Omit the images, then output each of the records below exactly.

---------- DATA ----------

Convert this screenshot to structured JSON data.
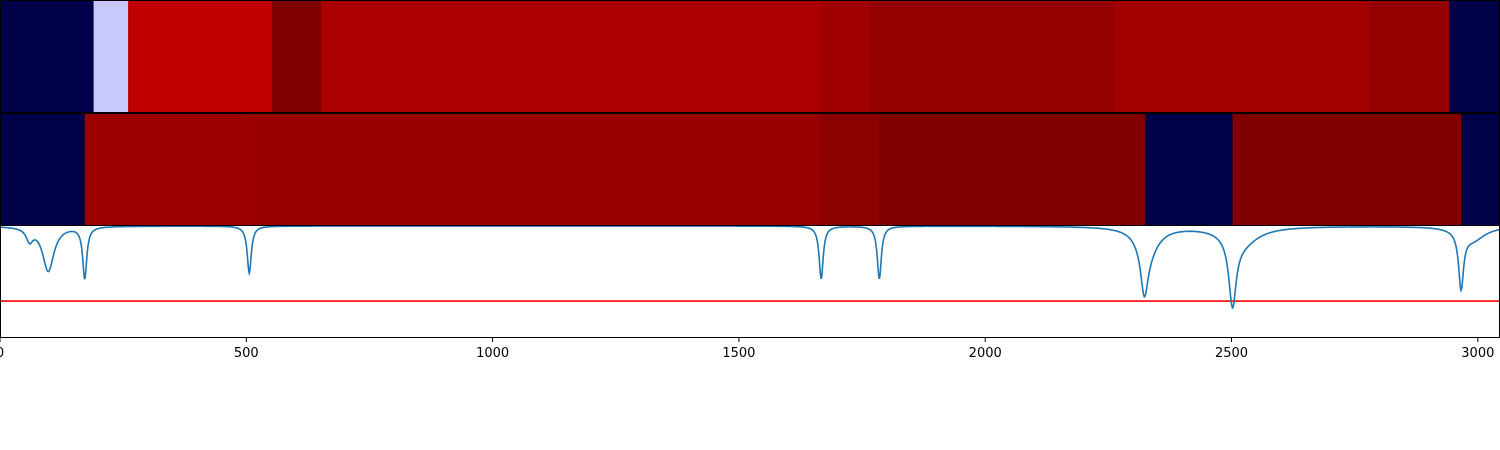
{
  "chart_data": [
    {
      "type": "heatmap",
      "row": "top",
      "segments": [
        {
          "start": 0,
          "end": 190,
          "color": "#000048"
        },
        {
          "start": 190,
          "end": 260,
          "color": "#c8c8ff"
        },
        {
          "start": 260,
          "end": 552,
          "color": "#c00000"
        },
        {
          "start": 552,
          "end": 652,
          "color": "#800000"
        },
        {
          "start": 652,
          "end": 1665,
          "color": "#aa0000"
        },
        {
          "start": 1665,
          "end": 1765,
          "color": "#a00000"
        },
        {
          "start": 1765,
          "end": 2262,
          "color": "#940000"
        },
        {
          "start": 2262,
          "end": 2780,
          "color": "#a30000"
        },
        {
          "start": 2780,
          "end": 2942,
          "color": "#930000"
        },
        {
          "start": 2942,
          "end": 3045,
          "color": "#000048"
        }
      ]
    },
    {
      "type": "heatmap",
      "row": "middle",
      "segments": [
        {
          "start": 0,
          "end": 172,
          "color": "#000048"
        },
        {
          "start": 172,
          "end": 506,
          "color": "#9e0000"
        },
        {
          "start": 506,
          "end": 1665,
          "color": "#990000"
        },
        {
          "start": 1665,
          "end": 1785,
          "color": "#8b0000"
        },
        {
          "start": 1785,
          "end": 2325,
          "color": "#800000"
        },
        {
          "start": 2325,
          "end": 2502,
          "color": "#000048"
        },
        {
          "start": 2502,
          "end": 2966,
          "color": "#800000"
        },
        {
          "start": 2966,
          "end": 3045,
          "color": "#000048"
        }
      ]
    },
    {
      "type": "line",
      "row": "bottom",
      "series": [
        {
          "color": "#1f77b4",
          "baseline": 1.0,
          "dips": [
            {
              "center": 60,
              "depth": 0.11,
              "width": 8
            },
            {
              "center": 98,
              "depth": 0.4,
              "width": 14
            },
            {
              "center": 172,
              "depth": 0.46,
              "width": 5
            },
            {
              "center": 506,
              "depth": 0.42,
              "width": 5
            },
            {
              "center": 1667,
              "depth": 0.47,
              "width": 5
            },
            {
              "center": 1785,
              "depth": 0.47,
              "width": 5
            },
            {
              "center": 2323,
              "depth": 0.42,
              "width": 9
            },
            {
              "center": 2330,
              "depth": 0.22,
              "width": 25
            },
            {
              "center": 2502,
              "depth": 0.6,
              "width": 9
            },
            {
              "center": 2520,
              "depth": 0.15,
              "width": 40
            },
            {
              "center": 2966,
              "depth": 0.5,
              "width": 6
            },
            {
              "center": 2990,
              "depth": 0.12,
              "width": 30
            }
          ]
        }
      ],
      "threshold": {
        "value": 0.33,
        "color": "#ff0000"
      },
      "ylim": [
        0,
        1.0
      ]
    }
  ],
  "x_axis": {
    "xlim": [
      0,
      3045
    ],
    "ticks": [
      0,
      500,
      1000,
      1500,
      2000,
      2500,
      3000
    ],
    "tick_labels": [
      "0",
      "500",
      "1000",
      "1500",
      "2000",
      "2500",
      "3000"
    ]
  }
}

----------

→ **WORKED ANSWER**
Convert this screenshot to structured JSON data.
{
  "chart_data": [
    {
      "type": "heatmap",
      "row": "top",
      "segments": [
        {
          "start": 0,
          "end": 190,
          "color": "#000048"
        },
        {
          "start": 190,
          "end": 260,
          "color": "#c8c8ff"
        },
        {
          "start": 260,
          "end": 552,
          "color": "#c00000"
        },
        {
          "start": 552,
          "end": 652,
          "color": "#800000"
        },
        {
          "start": 652,
          "end": 1665,
          "color": "#aa0000"
        },
        {
          "start": 1665,
          "end": 1765,
          "color": "#a00000"
        },
        {
          "start": 1765,
          "end": 2262,
          "color": "#940000"
        },
        {
          "start": 2262,
          "end": 2780,
          "color": "#a30000"
        },
        {
          "start": 2780,
          "end": 2942,
          "color": "#930000"
        },
        {
          "start": 2942,
          "end": 3045,
          "color": "#000048"
        }
      ]
    },
    {
      "type": "heatmap",
      "row": "middle",
      "segments": [
        {
          "start": 0,
          "end": 172,
          "color": "#000048"
        },
        {
          "start": 172,
          "end": 506,
          "color": "#9e0000"
        },
        {
          "start": 506,
          "end": 1665,
          "color": "#990000"
        },
        {
          "start": 1665,
          "end": 1785,
          "color": "#8b0000"
        },
        {
          "start": 1785,
          "end": 2325,
          "color": "#800000"
        },
        {
          "start": 2325,
          "end": 2502,
          "color": "#000048"
        },
        {
          "start": 2502,
          "end": 2966,
          "color": "#800000"
        },
        {
          "start": 2966,
          "end": 3045,
          "color": "#000048"
        }
      ]
    },
    {
      "type": "line",
      "row": "bottom",
      "series": [
        {
          "color": "#1f77b4",
          "baseline": 1.0,
          "dips": [
            {
              "center": 60,
              "depth": 0.11,
              "width": 8
            },
            {
              "center": 98,
              "depth": 0.4,
              "width": 14
            },
            {
              "center": 172,
              "depth": 0.46,
              "width": 5
            },
            {
              "center": 506,
              "depth": 0.42,
              "width": 5
            },
            {
              "center": 1667,
              "depth": 0.47,
              "width": 5
            },
            {
              "center": 1785,
              "depth": 0.47,
              "width": 5
            },
            {
              "center": 2323,
              "depth": 0.42,
              "width": 9
            },
            {
              "center": 2330,
              "depth": 0.22,
              "width": 25
            },
            {
              "center": 2502,
              "depth": 0.6,
              "width": 9
            },
            {
              "center": 2520,
              "depth": 0.15,
              "width": 40
            },
            {
              "center": 2966,
              "depth": 0.5,
              "width": 6
            },
            {
              "center": 2990,
              "depth": 0.12,
              "width": 30
            }
          ]
        }
      ],
      "threshold": {
        "value": 0.33,
        "color": "#ff0000"
      },
      "ylim": [
        0,
        1.0
      ]
    }
  ],
  "x_axis": {
    "xlim": [
      0,
      3045
    ],
    "ticks": [
      0,
      500,
      1000,
      1500,
      2000,
      2500,
      3000
    ],
    "tick_labels": [
      "0",
      "500",
      "1000",
      "1500",
      "2000",
      "2500",
      "3000"
    ]
  }
}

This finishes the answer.